──────── Supplied material

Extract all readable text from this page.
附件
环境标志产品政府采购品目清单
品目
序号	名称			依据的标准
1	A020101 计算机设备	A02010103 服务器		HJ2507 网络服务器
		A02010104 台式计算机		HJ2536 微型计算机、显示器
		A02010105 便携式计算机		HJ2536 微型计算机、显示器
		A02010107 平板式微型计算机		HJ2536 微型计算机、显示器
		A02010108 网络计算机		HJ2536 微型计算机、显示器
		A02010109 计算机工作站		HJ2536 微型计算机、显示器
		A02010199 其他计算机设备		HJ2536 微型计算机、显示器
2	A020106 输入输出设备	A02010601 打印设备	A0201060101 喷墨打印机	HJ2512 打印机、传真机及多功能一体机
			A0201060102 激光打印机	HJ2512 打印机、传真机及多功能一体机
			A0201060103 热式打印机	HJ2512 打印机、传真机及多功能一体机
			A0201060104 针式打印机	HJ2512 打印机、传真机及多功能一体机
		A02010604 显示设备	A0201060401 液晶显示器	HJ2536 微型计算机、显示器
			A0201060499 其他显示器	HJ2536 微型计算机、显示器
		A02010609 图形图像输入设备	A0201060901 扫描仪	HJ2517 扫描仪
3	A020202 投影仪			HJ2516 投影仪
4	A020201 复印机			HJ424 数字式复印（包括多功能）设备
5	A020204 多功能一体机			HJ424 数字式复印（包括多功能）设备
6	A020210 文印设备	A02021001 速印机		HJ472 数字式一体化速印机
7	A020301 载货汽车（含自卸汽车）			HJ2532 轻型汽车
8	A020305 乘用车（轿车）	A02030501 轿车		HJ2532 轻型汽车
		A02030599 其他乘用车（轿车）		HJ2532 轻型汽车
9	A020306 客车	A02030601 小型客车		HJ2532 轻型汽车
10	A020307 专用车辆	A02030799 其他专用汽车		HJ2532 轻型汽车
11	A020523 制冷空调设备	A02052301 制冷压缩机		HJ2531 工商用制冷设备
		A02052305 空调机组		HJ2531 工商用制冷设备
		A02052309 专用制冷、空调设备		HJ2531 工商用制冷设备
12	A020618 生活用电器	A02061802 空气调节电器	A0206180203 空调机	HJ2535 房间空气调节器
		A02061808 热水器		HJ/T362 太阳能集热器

────────────────

What to work on = Write out all the data again, exactly as it appears.

The reply =
Extract all readable text from this page.
附件
环境标志产品政府采购品目清单
品目
序号	名称			依据的标准
1	A020101 计算机设备	A02010103 服务器		HJ2507 网络服务器
		A02010104 台式计算机		HJ2536 微型计算机、显示器
		A02010105 便携式计算机		HJ2536 微型计算机、显示器
		A02010107 平板式微型计算机		HJ2536 微型计算机、显示器
		A02010108 网络计算机		HJ2536 微型计算机、显示器
		A02010109 计算机工作站		HJ2536 微型计算机、显示器
		A02010199 其他计算机设备		HJ2536 微型计算机、显示器
2	A020106 输入输出设备	A02010601 打印设备	A0201060101 喷墨打印机	HJ2512 打印机、传真机及多功能一体机
			A0201060102 激光打印机	HJ2512 打印机、传真机及多功能一体机
			A0201060103 热式打印机	HJ2512 打印机、传真机及多功能一体机
			A0201060104 针式打印机	HJ2512 打印机、传真机及多功能一体机
		A02010604 显示设备	A0201060401 液晶显示器	HJ2536 微型计算机、显示器
			A0201060499 其他显示器	HJ2536 微型计算机、显示器
		A02010609 图形图像输入设备	A0201060901 扫描仪	HJ2517 扫描仪
3	A020202 投影仪			HJ2516 投影仪
4	A020201 复印机			HJ424 数字式复印（包括多功能）设备
5	A020204 多功能一体机			HJ424 数字式复印（包括多功能）设备
6	A020210 文印设备	A02021001 速印机		HJ472 数字式一体化速印机
7	A020301 载货汽车（含自卸汽车）			HJ2532 轻型汽车
8	A020305 乘用车（轿车）	A02030501 轿车		HJ2532 轻型汽车
		A02030599 其他乘用车（轿车）		HJ2532 轻型汽车
9	A020306 客车	A02030601 小型客车		HJ2532 轻型汽车
10	A020307 专用车辆	A02030799 其他专用汽车		HJ2532 轻型汽车
11	A020523 制冷空调设备	A02052301 制冷压缩机		HJ2531 工商用制冷设备
		A02052305 空调机组		HJ2531 工商用制冷设备
		A02052309 专用制冷、空调设备		HJ2531 工商用制冷设备
12	A020618 生活用电器	A02061802 空气调节电器	A0206180203 空调机	HJ2535 房间空气调节器
		A02061808 热水器		HJ/T362 太阳能集热器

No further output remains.